Work out how many lines of the listing hold the string "JSON", then answer with that number and nothing else.

--- BEGIN ---

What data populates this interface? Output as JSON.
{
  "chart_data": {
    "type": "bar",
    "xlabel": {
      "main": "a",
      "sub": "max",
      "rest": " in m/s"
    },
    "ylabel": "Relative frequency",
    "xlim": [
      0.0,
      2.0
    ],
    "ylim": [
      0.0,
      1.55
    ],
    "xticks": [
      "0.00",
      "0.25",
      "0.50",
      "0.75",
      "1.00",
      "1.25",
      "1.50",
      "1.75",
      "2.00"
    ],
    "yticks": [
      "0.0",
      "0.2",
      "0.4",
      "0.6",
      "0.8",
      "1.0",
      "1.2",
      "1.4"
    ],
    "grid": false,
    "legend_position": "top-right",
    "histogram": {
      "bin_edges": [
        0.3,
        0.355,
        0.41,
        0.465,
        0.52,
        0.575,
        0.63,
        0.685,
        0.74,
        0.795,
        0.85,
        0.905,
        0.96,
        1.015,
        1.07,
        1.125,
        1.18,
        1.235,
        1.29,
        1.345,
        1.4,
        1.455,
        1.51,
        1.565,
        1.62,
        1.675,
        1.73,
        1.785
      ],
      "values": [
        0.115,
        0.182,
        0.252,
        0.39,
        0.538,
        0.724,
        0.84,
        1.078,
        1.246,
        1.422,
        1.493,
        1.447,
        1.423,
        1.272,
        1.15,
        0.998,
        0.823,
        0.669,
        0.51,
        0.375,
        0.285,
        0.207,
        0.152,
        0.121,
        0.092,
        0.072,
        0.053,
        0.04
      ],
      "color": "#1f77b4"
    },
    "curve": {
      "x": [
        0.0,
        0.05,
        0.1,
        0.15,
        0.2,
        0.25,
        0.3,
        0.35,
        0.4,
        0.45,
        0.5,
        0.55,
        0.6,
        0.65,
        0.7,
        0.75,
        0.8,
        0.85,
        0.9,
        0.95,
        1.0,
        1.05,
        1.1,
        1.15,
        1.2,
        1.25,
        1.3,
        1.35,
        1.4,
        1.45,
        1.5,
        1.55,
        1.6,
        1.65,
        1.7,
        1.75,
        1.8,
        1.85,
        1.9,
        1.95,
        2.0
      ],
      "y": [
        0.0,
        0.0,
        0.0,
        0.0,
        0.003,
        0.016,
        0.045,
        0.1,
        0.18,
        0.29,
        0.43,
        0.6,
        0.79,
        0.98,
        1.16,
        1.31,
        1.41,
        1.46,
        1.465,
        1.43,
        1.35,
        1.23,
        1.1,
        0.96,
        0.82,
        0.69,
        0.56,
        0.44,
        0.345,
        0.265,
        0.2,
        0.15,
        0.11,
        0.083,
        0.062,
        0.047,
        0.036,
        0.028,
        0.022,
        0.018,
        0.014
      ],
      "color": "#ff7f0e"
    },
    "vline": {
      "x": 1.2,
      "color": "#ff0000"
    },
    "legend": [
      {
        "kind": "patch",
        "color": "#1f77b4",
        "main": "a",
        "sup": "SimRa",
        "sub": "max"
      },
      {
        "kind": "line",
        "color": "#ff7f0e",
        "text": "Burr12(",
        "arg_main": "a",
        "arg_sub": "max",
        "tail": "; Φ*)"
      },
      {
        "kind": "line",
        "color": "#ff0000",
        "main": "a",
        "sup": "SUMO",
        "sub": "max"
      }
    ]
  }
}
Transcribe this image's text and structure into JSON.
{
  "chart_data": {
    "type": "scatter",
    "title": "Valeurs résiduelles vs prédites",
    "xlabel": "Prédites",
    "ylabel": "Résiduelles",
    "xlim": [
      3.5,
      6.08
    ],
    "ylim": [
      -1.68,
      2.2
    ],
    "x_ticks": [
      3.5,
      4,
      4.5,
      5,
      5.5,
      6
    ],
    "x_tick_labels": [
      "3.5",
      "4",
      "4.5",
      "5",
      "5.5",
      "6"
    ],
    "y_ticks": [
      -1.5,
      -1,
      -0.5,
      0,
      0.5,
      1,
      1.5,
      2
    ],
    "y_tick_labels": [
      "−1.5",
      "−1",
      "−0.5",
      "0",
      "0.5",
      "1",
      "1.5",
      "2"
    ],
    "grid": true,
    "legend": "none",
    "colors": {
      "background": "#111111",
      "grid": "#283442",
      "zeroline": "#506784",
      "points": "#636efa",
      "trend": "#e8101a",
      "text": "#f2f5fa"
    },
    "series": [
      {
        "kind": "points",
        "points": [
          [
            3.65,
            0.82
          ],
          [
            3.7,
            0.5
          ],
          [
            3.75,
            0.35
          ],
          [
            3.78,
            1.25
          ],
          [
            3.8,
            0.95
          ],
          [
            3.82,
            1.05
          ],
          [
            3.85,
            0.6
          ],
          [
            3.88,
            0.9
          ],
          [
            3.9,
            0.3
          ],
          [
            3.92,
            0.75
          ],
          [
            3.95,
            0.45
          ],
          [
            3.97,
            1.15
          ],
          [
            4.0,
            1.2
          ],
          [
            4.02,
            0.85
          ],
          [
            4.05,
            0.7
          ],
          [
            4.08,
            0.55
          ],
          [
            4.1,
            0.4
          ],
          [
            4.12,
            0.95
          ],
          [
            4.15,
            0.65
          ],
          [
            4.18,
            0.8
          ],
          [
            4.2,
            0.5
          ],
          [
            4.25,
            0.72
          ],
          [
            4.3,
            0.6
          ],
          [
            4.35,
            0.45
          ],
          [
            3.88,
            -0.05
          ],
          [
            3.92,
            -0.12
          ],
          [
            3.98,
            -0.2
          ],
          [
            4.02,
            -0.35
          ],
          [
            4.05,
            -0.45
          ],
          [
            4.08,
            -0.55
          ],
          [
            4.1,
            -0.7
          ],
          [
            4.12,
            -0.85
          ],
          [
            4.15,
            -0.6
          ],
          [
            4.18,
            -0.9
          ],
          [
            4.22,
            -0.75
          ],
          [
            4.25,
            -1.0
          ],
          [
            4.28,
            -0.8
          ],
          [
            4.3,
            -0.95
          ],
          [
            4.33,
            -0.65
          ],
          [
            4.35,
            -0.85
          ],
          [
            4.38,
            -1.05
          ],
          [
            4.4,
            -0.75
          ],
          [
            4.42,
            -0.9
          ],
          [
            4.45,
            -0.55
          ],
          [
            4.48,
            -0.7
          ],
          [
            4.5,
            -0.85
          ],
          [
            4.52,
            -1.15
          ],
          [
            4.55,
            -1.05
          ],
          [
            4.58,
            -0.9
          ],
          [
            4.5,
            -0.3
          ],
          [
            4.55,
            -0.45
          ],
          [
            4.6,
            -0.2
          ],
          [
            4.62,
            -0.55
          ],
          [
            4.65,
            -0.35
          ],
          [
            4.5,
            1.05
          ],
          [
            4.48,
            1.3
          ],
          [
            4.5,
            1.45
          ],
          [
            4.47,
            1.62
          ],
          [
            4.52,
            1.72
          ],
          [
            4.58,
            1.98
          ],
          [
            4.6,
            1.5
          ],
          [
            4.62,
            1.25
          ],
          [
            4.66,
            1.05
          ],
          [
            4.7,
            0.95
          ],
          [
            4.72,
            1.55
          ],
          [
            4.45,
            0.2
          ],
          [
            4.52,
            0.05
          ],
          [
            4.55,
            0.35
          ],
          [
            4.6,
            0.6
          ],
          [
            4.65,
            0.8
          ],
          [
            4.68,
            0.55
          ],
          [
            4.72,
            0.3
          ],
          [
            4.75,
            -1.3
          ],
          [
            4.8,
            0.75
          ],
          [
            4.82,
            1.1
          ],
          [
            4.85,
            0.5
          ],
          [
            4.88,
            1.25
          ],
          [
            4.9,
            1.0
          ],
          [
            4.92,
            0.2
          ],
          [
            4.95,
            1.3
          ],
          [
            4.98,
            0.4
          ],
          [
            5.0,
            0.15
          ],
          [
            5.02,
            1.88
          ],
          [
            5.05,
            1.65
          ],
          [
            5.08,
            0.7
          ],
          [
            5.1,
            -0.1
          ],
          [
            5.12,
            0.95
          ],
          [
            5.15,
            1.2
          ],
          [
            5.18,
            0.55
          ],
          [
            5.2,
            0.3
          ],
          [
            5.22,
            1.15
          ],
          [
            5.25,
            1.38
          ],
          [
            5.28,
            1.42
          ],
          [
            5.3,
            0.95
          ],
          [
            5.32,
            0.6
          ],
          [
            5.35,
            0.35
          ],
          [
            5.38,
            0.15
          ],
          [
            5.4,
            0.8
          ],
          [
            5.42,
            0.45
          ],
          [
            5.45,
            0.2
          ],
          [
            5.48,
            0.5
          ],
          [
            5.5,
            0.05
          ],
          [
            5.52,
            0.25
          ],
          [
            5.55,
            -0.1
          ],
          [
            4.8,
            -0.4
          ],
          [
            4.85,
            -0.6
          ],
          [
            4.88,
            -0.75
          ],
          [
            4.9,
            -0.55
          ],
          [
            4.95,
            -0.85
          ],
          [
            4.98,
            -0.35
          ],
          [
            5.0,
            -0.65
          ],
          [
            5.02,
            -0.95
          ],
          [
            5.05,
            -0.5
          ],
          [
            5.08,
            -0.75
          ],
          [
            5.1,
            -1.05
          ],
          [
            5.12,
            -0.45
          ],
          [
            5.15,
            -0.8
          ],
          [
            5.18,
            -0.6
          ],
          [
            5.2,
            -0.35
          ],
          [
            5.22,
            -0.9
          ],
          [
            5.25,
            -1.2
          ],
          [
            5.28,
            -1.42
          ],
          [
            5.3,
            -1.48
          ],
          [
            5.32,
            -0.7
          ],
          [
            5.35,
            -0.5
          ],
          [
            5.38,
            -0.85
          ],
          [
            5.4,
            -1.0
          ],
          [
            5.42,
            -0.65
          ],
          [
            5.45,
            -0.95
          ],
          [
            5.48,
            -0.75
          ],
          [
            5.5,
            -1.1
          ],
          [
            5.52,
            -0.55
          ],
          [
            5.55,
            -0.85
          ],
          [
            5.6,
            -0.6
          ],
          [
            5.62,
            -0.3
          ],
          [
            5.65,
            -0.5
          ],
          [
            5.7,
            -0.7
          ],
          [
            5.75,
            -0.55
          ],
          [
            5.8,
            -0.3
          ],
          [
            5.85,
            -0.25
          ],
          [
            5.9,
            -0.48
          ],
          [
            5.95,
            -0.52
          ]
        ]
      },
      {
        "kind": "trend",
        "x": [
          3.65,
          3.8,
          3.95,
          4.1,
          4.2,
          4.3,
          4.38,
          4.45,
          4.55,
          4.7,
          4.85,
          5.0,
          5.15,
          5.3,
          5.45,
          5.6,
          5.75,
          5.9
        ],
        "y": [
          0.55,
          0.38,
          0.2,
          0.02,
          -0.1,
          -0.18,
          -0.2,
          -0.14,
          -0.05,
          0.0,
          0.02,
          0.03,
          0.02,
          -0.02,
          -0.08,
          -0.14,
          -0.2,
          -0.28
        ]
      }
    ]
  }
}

--- END ---

◆ TASK OUTPUT ◆
2